• **DATA TO USE**
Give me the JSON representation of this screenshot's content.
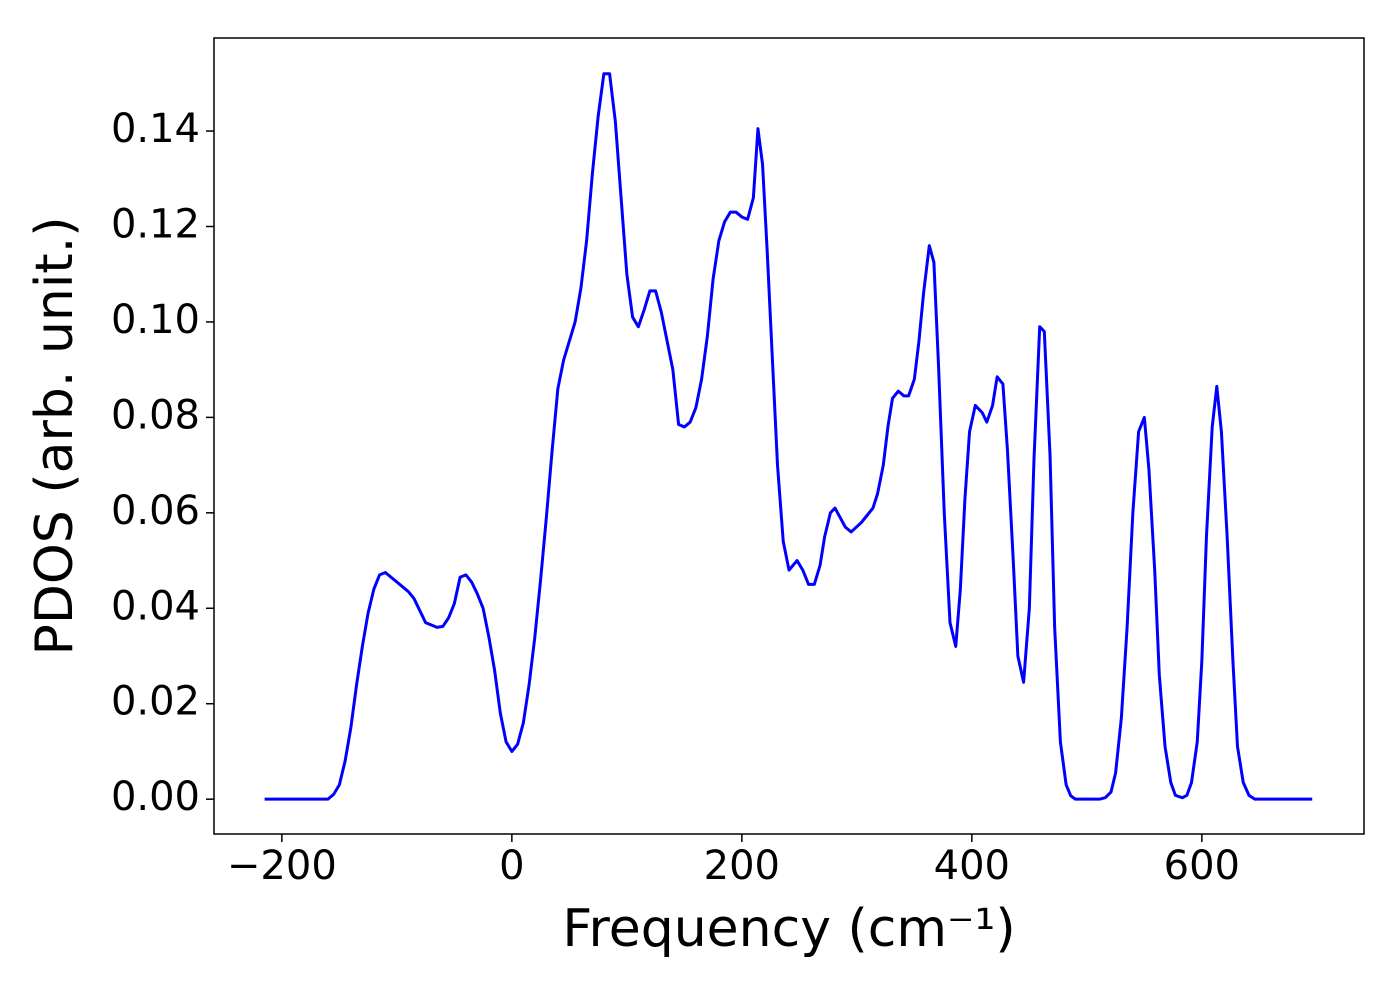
{
  "chart_data": {
    "type": "line",
    "xlabel": "Frequency (cm⁻¹)",
    "ylabel": "PDOS (arb. unit.)",
    "xlim": [
      -259,
      741
    ],
    "ylim": [
      -0.0073,
      0.1595
    ],
    "xticks": [
      {
        "value": -200,
        "label": "−200"
      },
      0,
      200,
      400,
      600
    ],
    "yticks": [
      {
        "value": 0,
        "label": "0.00"
      },
      {
        "value": 0.02,
        "label": "0.02"
      },
      {
        "value": 0.04,
        "label": "0.04"
      },
      {
        "value": 0.06,
        "label": "0.06"
      },
      {
        "value": 0.08,
        "label": "0.08"
      },
      {
        "value": 0.1,
        "label": "0.10"
      },
      {
        "value": 0.12,
        "label": "0.12"
      },
      {
        "value": 0.14,
        "label": "0.14"
      }
    ],
    "series": [
      {
        "color": "#0000ff",
        "x": [
          -215,
          -160,
          -155,
          -150,
          -145,
          -140,
          -135,
          -130,
          -125,
          -120,
          -115,
          -110,
          -105,
          -100,
          -95,
          -90,
          -85,
          -80,
          -75,
          -70,
          -65,
          -60,
          -55,
          -50,
          -45,
          -40,
          -35,
          -30,
          -25,
          -20,
          -15,
          -10,
          -5,
          0,
          5,
          10,
          15,
          20,
          25,
          30,
          35,
          40,
          45,
          50,
          55,
          60,
          65,
          70,
          75,
          80,
          85,
          90,
          95,
          100,
          105,
          110,
          115,
          120,
          125,
          130,
          135,
          140,
          145,
          150,
          155,
          160,
          165,
          170,
          175,
          180,
          185,
          190,
          195,
          200,
          205,
          210,
          214,
          218,
          222,
          231,
          236,
          241,
          248,
          253,
          258,
          263,
          268,
          272,
          277,
          281,
          290,
          295,
          304,
          314,
          318,
          323,
          327,
          331,
          336,
          341,
          345,
          350,
          354,
          358,
          363,
          367,
          371,
          376,
          381,
          386,
          390,
          394,
          398,
          403,
          409,
          413,
          418,
          422,
          427,
          431,
          436,
          440,
          445,
          450,
          454,
          459,
          463,
          468,
          472,
          477,
          482,
          486,
          490,
          511,
          516,
          521,
          525,
          530,
          535,
          540,
          545,
          550,
          554,
          559,
          563,
          568,
          573,
          577,
          583,
          587,
          591,
          596,
          600,
          604,
          609,
          613,
          617,
          622,
          627,
          631,
          636,
          641,
          646,
          696
        ],
        "values": [
          0,
          0,
          0.001,
          0.003,
          0.008,
          0.015,
          0.024,
          0.032,
          0.039,
          0.044,
          0.047,
          0.0475,
          0.0465,
          0.0455,
          0.0445,
          0.0435,
          0.042,
          0.0395,
          0.037,
          0.0365,
          0.036,
          0.0362,
          0.038,
          0.041,
          0.0465,
          0.047,
          0.0455,
          0.043,
          0.04,
          0.034,
          0.027,
          0.018,
          0.012,
          0.01,
          0.0115,
          0.016,
          0.024,
          0.034,
          0.046,
          0.059,
          0.073,
          0.086,
          0.092,
          0.096,
          0.1,
          0.107,
          0.117,
          0.131,
          0.143,
          0.152,
          0.152,
          0.142,
          0.126,
          0.11,
          0.101,
          0.099,
          0.1025,
          0.1065,
          0.1065,
          0.102,
          0.096,
          0.09,
          0.0785,
          0.078,
          0.079,
          0.082,
          0.088,
          0.097,
          0.109,
          0.117,
          0.121,
          0.123,
          0.123,
          0.122,
          0.1215,
          0.126,
          0.1405,
          0.133,
          0.115,
          0.07,
          0.054,
          0.048,
          0.05,
          0.048,
          0.045,
          0.045,
          0.049,
          0.055,
          0.06,
          0.061,
          0.057,
          0.056,
          0.058,
          0.061,
          0.064,
          0.07,
          0.078,
          0.084,
          0.0855,
          0.0845,
          0.0845,
          0.088,
          0.096,
          0.106,
          0.116,
          0.1125,
          0.091,
          0.06,
          0.037,
          0.032,
          0.044,
          0.063,
          0.077,
          0.0825,
          0.081,
          0.079,
          0.0825,
          0.0885,
          0.087,
          0.073,
          0.05,
          0.03,
          0.0245,
          0.04,
          0.071,
          0.099,
          0.098,
          0.072,
          0.036,
          0.012,
          0.003,
          0.0007,
          0,
          0,
          0.0003,
          0.0015,
          0.0055,
          0.017,
          0.036,
          0.06,
          0.077,
          0.08,
          0.069,
          0.048,
          0.026,
          0.011,
          0.0035,
          0.0008,
          0.0003,
          0.0008,
          0.0035,
          0.012,
          0.029,
          0.055,
          0.078,
          0.0865,
          0.077,
          0.055,
          0.029,
          0.011,
          0.0035,
          0.0008,
          0,
          0
        ]
      }
    ]
  }
}
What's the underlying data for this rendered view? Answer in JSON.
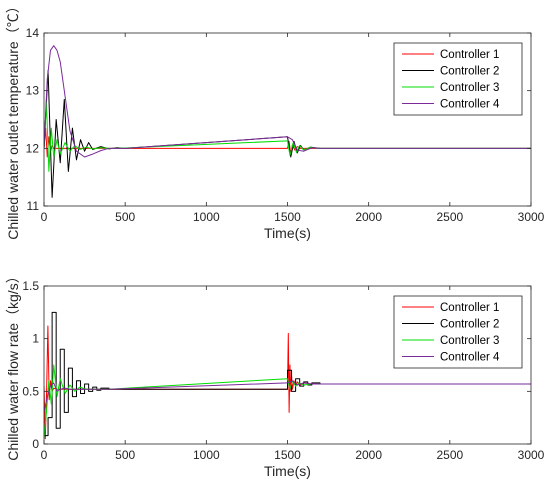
{
  "chart_data": [
    {
      "type": "line",
      "title": "",
      "xlabel": "Time(s)",
      "ylabel": "Chilled water outlet temperature（℃）",
      "xlim": [
        0,
        3000
      ],
      "ylim": [
        11,
        14
      ],
      "xticks": [
        "0",
        "500",
        "1000",
        "1500",
        "2000",
        "2500",
        "3000"
      ],
      "yticks": [
        "11",
        "12",
        "13",
        "14"
      ],
      "legend_position": "top-right",
      "series": [
        {
          "name": "Controller 1",
          "color": "#ff0000",
          "step": false,
          "x": [
            0,
            10,
            20,
            30,
            40,
            50,
            60,
            80,
            100,
            130,
            160,
            200,
            300,
            1500,
            1510,
            1520,
            1530,
            1545,
            1560,
            1580,
            1600,
            1650,
            3000
          ],
          "y": [
            12,
            12.35,
            11.85,
            12.2,
            11.95,
            12.05,
            12,
            12,
            12,
            12,
            12,
            12,
            12,
            12,
            12.12,
            11.9,
            12.06,
            11.97,
            12.03,
            12,
            12,
            12,
            12
          ]
        },
        {
          "name": "Controller 2",
          "color": "#000000",
          "step": false,
          "x": [
            0,
            25,
            50,
            75,
            100,
            125,
            150,
            175,
            200,
            225,
            250,
            275,
            300,
            350,
            400,
            450,
            500,
            1500,
            1520,
            1540,
            1560,
            1580,
            1600,
            1640,
            1700,
            3000
          ],
          "y": [
            12,
            13.35,
            11.15,
            12.5,
            11.75,
            12.85,
            11.6,
            12.35,
            11.8,
            12.15,
            11.95,
            12.1,
            11.98,
            12.03,
            11.99,
            12.01,
            12,
            12.2,
            11.85,
            12.12,
            11.92,
            12.05,
            11.97,
            12.02,
            12,
            12
          ]
        },
        {
          "name": "Controller 3",
          "color": "#00dd00",
          "step": false,
          "x": [
            0,
            15,
            30,
            45,
            60,
            80,
            100,
            130,
            160,
            190,
            220,
            260,
            300,
            350,
            400,
            450,
            1500,
            1515,
            1535,
            1555,
            1575,
            1600,
            1640,
            1680,
            3000
          ],
          "y": [
            12,
            12.8,
            11.6,
            12.35,
            11.85,
            12.15,
            11.9,
            12.1,
            11.95,
            12.05,
            11.98,
            12.02,
            11.99,
            12.01,
            12,
            12,
            12.13,
            11.88,
            12.1,
            11.93,
            12.05,
            11.97,
            12.02,
            12,
            12
          ]
        },
        {
          "name": "Controller 4",
          "color": "#7a2a9a",
          "step": false,
          "x": [
            0,
            20,
            40,
            60,
            80,
            100,
            130,
            160,
            200,
            250,
            300,
            350,
            400,
            450,
            500,
            1500,
            1530,
            1560,
            1600,
            1650,
            1700,
            3000
          ],
          "y": [
            12,
            13.2,
            13.7,
            13.78,
            13.7,
            13.5,
            12.9,
            12.3,
            11.95,
            11.85,
            11.9,
            11.96,
            12,
            12,
            12,
            12.2,
            12.15,
            11.97,
            11.95,
            12.01,
            12,
            12
          ]
        }
      ]
    },
    {
      "type": "line",
      "title": "",
      "xlabel": "Time(s)",
      "ylabel": "Chilled water flow rate（kg/s）",
      "xlim": [
        0,
        3000
      ],
      "ylim": [
        0,
        1.5
      ],
      "xticks": [
        "0",
        "500",
        "1000",
        "1500",
        "2000",
        "2500",
        "3000"
      ],
      "yticks": [
        "0",
        "0.5",
        "1",
        "1.5"
      ],
      "legend_position": "top-right",
      "series": [
        {
          "name": "Controller 1",
          "color": "#ff0000",
          "step": false,
          "x": [
            0,
            8,
            16,
            24,
            32,
            40,
            50,
            60,
            80,
            100,
            150,
            300,
            1500,
            1505,
            1510,
            1515,
            1520,
            1525,
            1530,
            1540,
            1550,
            1560,
            1580,
            1600,
            1650,
            1700,
            1800,
            3000
          ],
          "y": [
            0.55,
            0.05,
            0.5,
            1.12,
            0.42,
            0.6,
            0.5,
            0.53,
            0.52,
            0.52,
            0.52,
            0.52,
            0.52,
            1.05,
            0.3,
            0.75,
            0.5,
            0.65,
            0.52,
            0.6,
            0.55,
            0.59,
            0.56,
            0.58,
            0.57,
            0.57,
            0.57,
            0.57
          ]
        },
        {
          "name": "Controller 2",
          "color": "#000000",
          "step": true,
          "x": [
            0,
            25,
            50,
            75,
            100,
            125,
            150,
            175,
            200,
            225,
            250,
            275,
            300,
            325,
            350,
            400,
            450,
            500,
            1500,
            1525,
            1550,
            1575,
            1600,
            1625,
            1650,
            1700,
            1800,
            3000
          ],
          "y": [
            0.08,
            0.25,
            1.25,
            0.15,
            0.9,
            0.3,
            0.72,
            0.45,
            0.6,
            0.48,
            0.57,
            0.5,
            0.54,
            0.51,
            0.53,
            0.52,
            0.52,
            0.52,
            0.7,
            0.5,
            0.62,
            0.55,
            0.59,
            0.56,
            0.58,
            0.57,
            0.57,
            0.57
          ]
        },
        {
          "name": "Controller 3",
          "color": "#00dd00",
          "step": false,
          "x": [
            0,
            15,
            30,
            45,
            60,
            80,
            100,
            130,
            160,
            190,
            220,
            260,
            300,
            400,
            1500,
            1515,
            1530,
            1550,
            1570,
            1600,
            1650,
            1700,
            3000
          ],
          "y": [
            0.05,
            0.3,
            0.6,
            0.38,
            0.75,
            0.45,
            0.62,
            0.48,
            0.56,
            0.5,
            0.54,
            0.52,
            0.52,
            0.52,
            0.62,
            0.52,
            0.6,
            0.55,
            0.58,
            0.56,
            0.57,
            0.57,
            0.57
          ]
        },
        {
          "name": "Controller 4",
          "color": "#7a2a9a",
          "step": false,
          "x": [
            0,
            20,
            40,
            60,
            80,
            100,
            130,
            160,
            200,
            250,
            300,
            400,
            1500,
            1530,
            1560,
            1600,
            1650,
            1700,
            3000
          ],
          "y": [
            0.3,
            0.45,
            0.55,
            0.58,
            0.5,
            0.52,
            0.53,
            0.52,
            0.52,
            0.52,
            0.52,
            0.52,
            0.58,
            0.6,
            0.56,
            0.58,
            0.57,
            0.57,
            0.57
          ]
        }
      ]
    }
  ]
}
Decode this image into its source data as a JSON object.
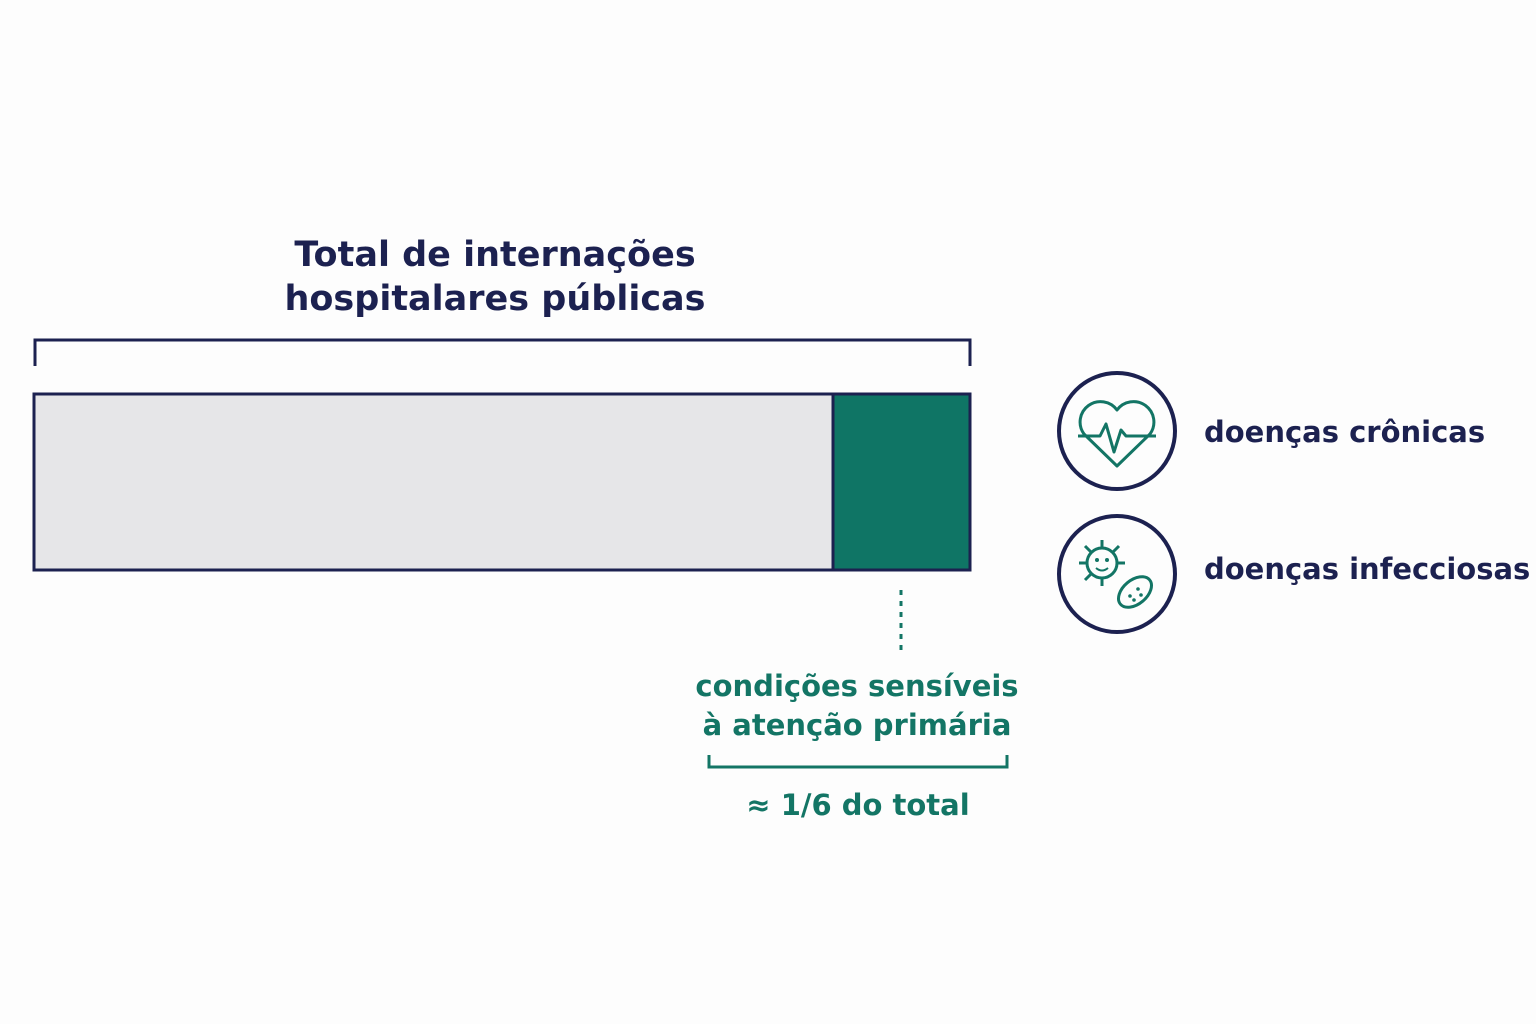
{
  "bar": {
    "title_lines": [
      "Total de internações",
      "hospitalares públicas"
    ],
    "highlight_label_lines": [
      "condições sensíveis",
      "à atenção primária"
    ],
    "highlight_share": "≈ 1/6 do total"
  },
  "legend": {
    "items": [
      {
        "label": "doenças crônicas"
      },
      {
        "label": "doenças infecciosas"
      }
    ]
  }
}
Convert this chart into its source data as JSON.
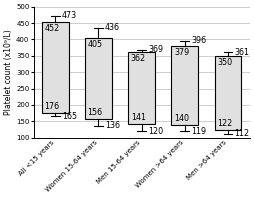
{
  "categories": [
    "All <15 years",
    "Women 15-64 years",
    "Men 15-64 years",
    "Women >64 years",
    "Men >64 years"
  ],
  "bar_bottom": [
    176,
    156,
    141,
    140,
    122
  ],
  "bar_top": [
    452,
    405,
    362,
    379,
    350
  ],
  "whisker_low": [
    165,
    136,
    120,
    119,
    112
  ],
  "whisker_high": [
    473,
    436,
    369,
    396,
    361
  ],
  "bar_color": "#e0e0e0",
  "bar_edgecolor": "#000000",
  "whisker_color": "#000000",
  "ylabel": "Platelet count (x10⁹/L)",
  "ylim": [
    100,
    500
  ],
  "yticks": [
    100,
    150,
    200,
    250,
    300,
    350,
    400,
    450,
    500
  ],
  "label_fontsize": 5.5,
  "tick_fontsize": 5.0,
  "value_fontsize": 5.8,
  "background_color": "#ffffff"
}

• **PROMPT**
Skip the pictures and write out exactly the lines from the line containing "Decode this image" through the end of the listing above.

• **EXERCISE ANSWER**
Decode this image into its source data as a JSON object.
{
  "bar": {
    "title_lines": [
      "Total de internações",
      "hospitalares públicas"
    ],
    "highlight_label_lines": [
      "condições sensíveis",
      "à atenção primária"
    ],
    "highlight_share": "≈ 1/6 do total"
  },
  "legend": {
    "items": [
      {
        "label": "doenças crônicas"
      },
      {
        "label": "doenças infecciosas"
      }
    ]
  }
}
Convert this chart into its source data as JSON.
{
  "categories": [
    "All <15 years",
    "Women 15-64 years",
    "Men 15-64 years",
    "Women >64 years",
    "Men >64 years"
  ],
  "bar_bottom": [
    176,
    156,
    141,
    140,
    122
  ],
  "bar_top": [
    452,
    405,
    362,
    379,
    350
  ],
  "whisker_low": [
    165,
    136,
    120,
    119,
    112
  ],
  "whisker_high": [
    473,
    436,
    369,
    396,
    361
  ],
  "bar_color": "#e0e0e0",
  "bar_edgecolor": "#000000",
  "whisker_color": "#000000",
  "ylabel": "Platelet count (x10⁹/L)",
  "ylim": [
    100,
    500
  ],
  "yticks": [
    100,
    150,
    200,
    250,
    300,
    350,
    400,
    450,
    500
  ],
  "label_fontsize": 5.5,
  "tick_fontsize": 5.0,
  "value_fontsize": 5.8,
  "background_color": "#ffffff"
}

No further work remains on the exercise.